──────── Excerpted data ────────
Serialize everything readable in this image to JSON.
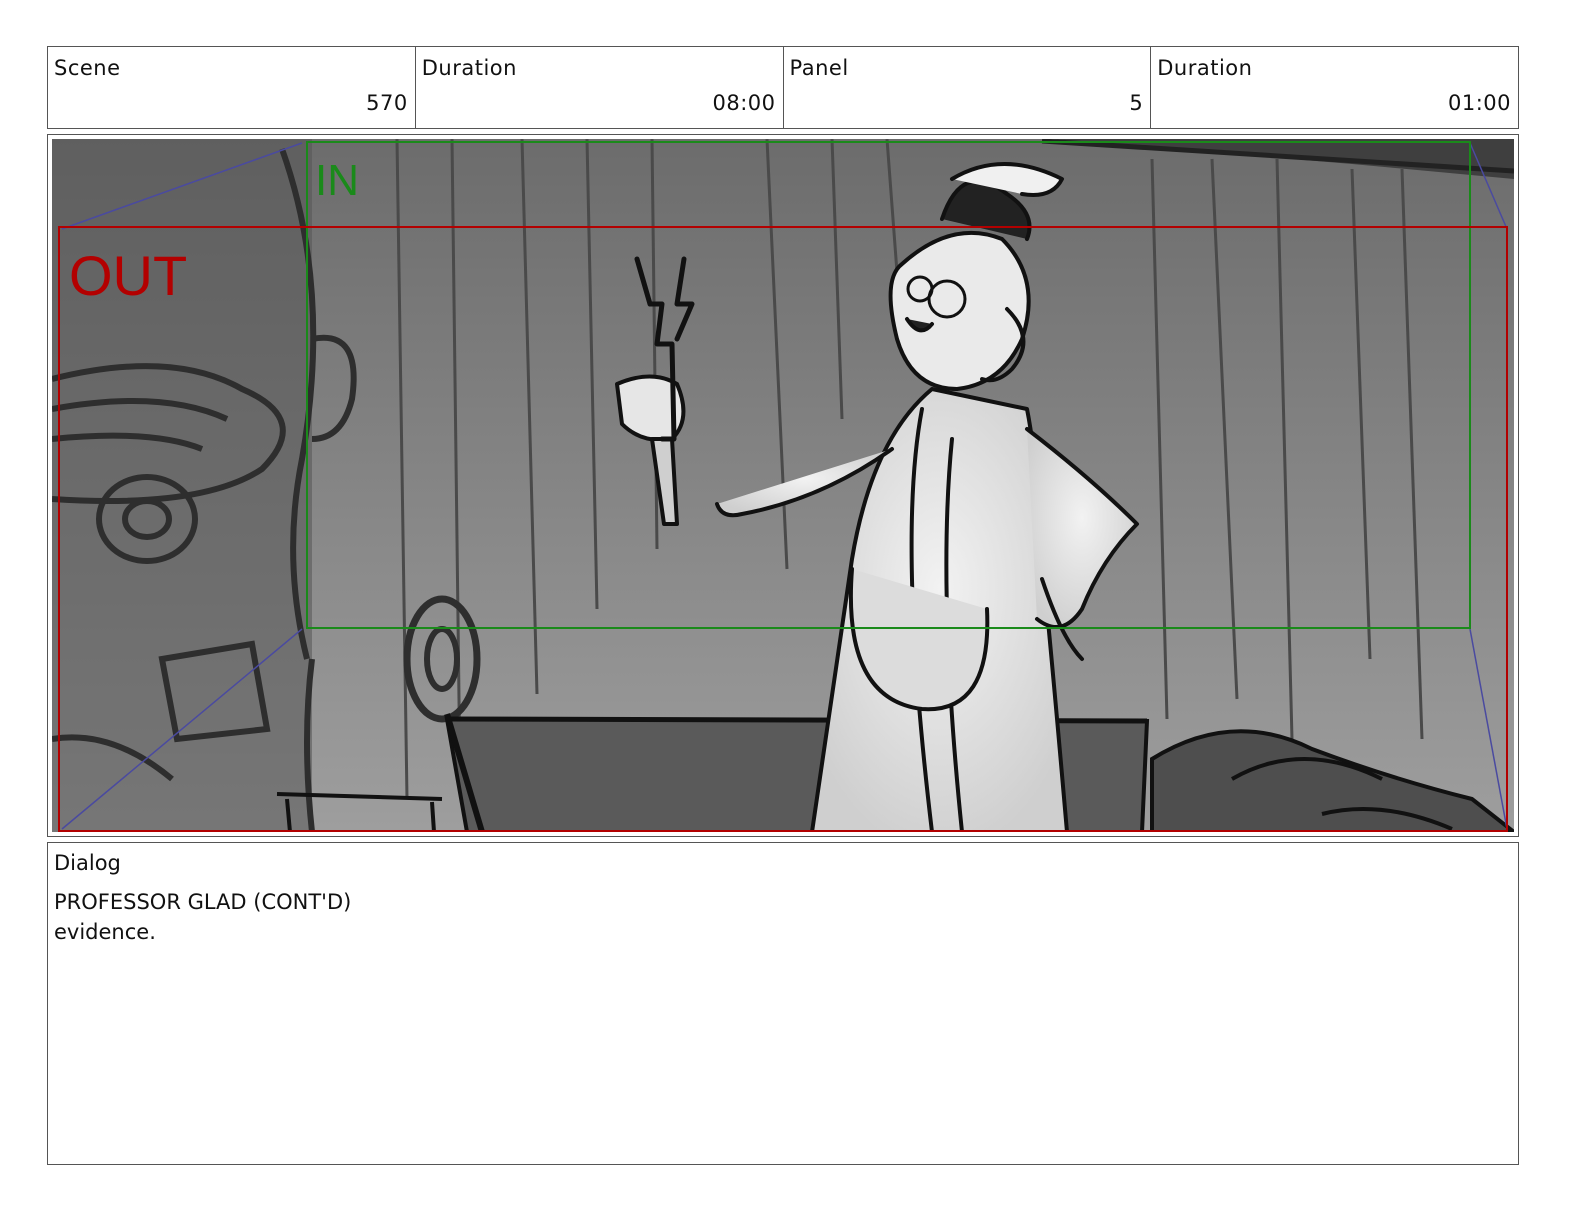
{
  "header": {
    "scene_label": "Scene",
    "scene_value": "570",
    "scene_duration_label": "Duration",
    "scene_duration_value": "08:00",
    "panel_label": "Panel",
    "panel_value": "5",
    "panel_duration_label": "Duration",
    "panel_duration_value": "01:00"
  },
  "panel": {
    "in_label": "IN",
    "out_label": "OUT",
    "in_color": "#1a8a1a",
    "out_color": "#b30000",
    "camera_guide_color": "#4a4aa0"
  },
  "dialog": {
    "label": "Dialog",
    "character": "PROFESSOR GLAD (CONT'D)",
    "line": "evidence."
  }
}
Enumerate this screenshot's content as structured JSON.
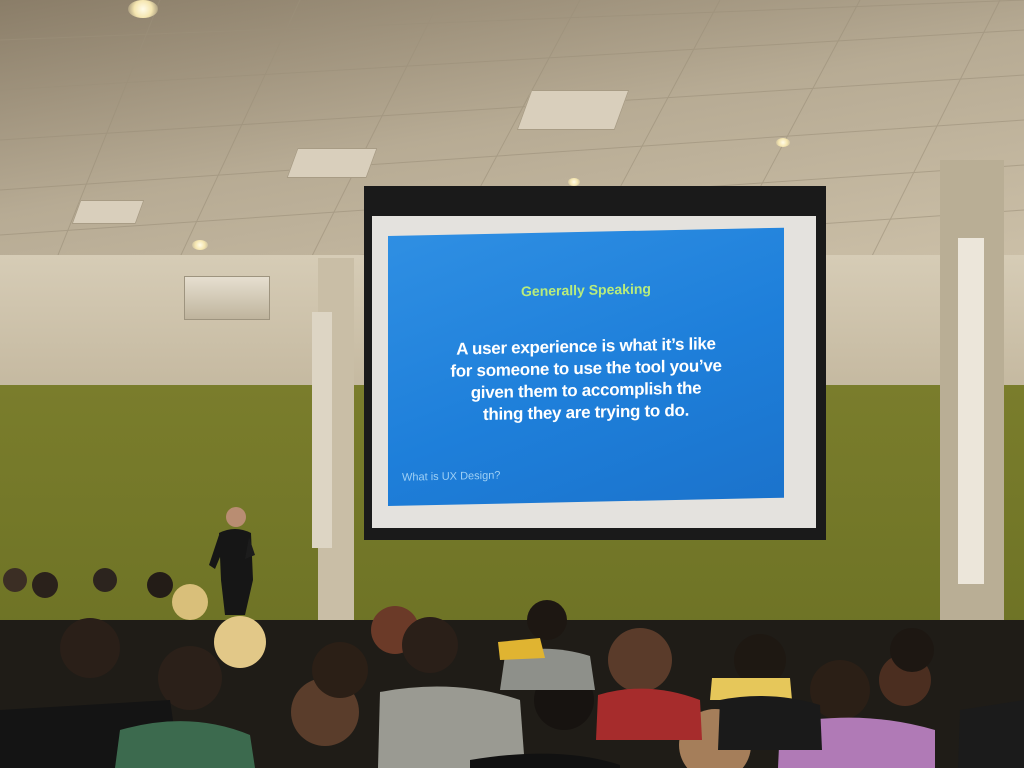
{
  "slide": {
    "title": "Generally Speaking",
    "body_lines": [
      "A user experience is what it’s like",
      "for someone to use the tool you’ve",
      "given them to accomplish the",
      "thing they are trying to do."
    ],
    "footer": "What is UX Design?"
  },
  "colors": {
    "slide_bg": "#1e7fda",
    "slide_title": "#b8ec7c",
    "slide_text": "#ffffff",
    "wall_green": "#6f7426"
  }
}
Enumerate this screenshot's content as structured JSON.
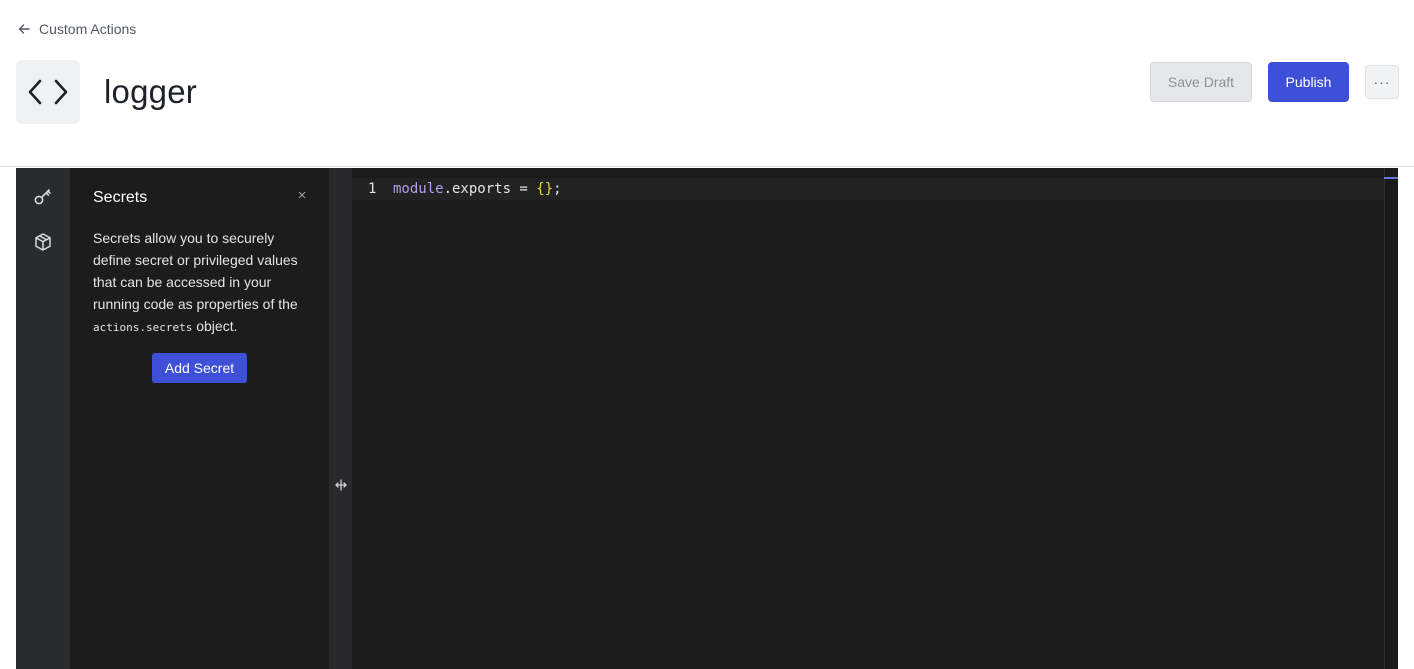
────────
Repeat the records word for word. Any picture in them should be left out.

Serialize everything readable in this image to JSON.
{
  "header": {
    "scene_label": "Scene",
    "scene_value": "570",
    "scene_duration_label": "Duration",
    "scene_duration_value": "08:00",
    "panel_label": "Panel",
    "panel_value": "5",
    "panel_duration_label": "Duration",
    "panel_duration_value": "01:00"
  },
  "panel": {
    "in_label": "IN",
    "out_label": "OUT",
    "in_color": "#1a8a1a",
    "out_color": "#b30000",
    "camera_guide_color": "#4a4aa0"
  },
  "dialog": {
    "label": "Dialog",
    "character": "PROFESSOR GLAD (CONT'D)",
    "line": "evidence."
  }
}
Enumerate this screenshot's content as structured JSON.
{
  "slide": {
    "title": "Generally Speaking",
    "body_lines": [
      "A user experience is what it’s like",
      "for someone to use the tool you’ve",
      "given them to accomplish the",
      "thing they are trying to do."
    ],
    "footer": "What is UX Design?"
  },
  "colors": {
    "slide_bg": "#1e7fda",
    "slide_title": "#b8ec7c",
    "slide_text": "#ffffff",
    "wall_green": "#6f7426"
  }
}
Enumerate this screenshot's content as structured JSON.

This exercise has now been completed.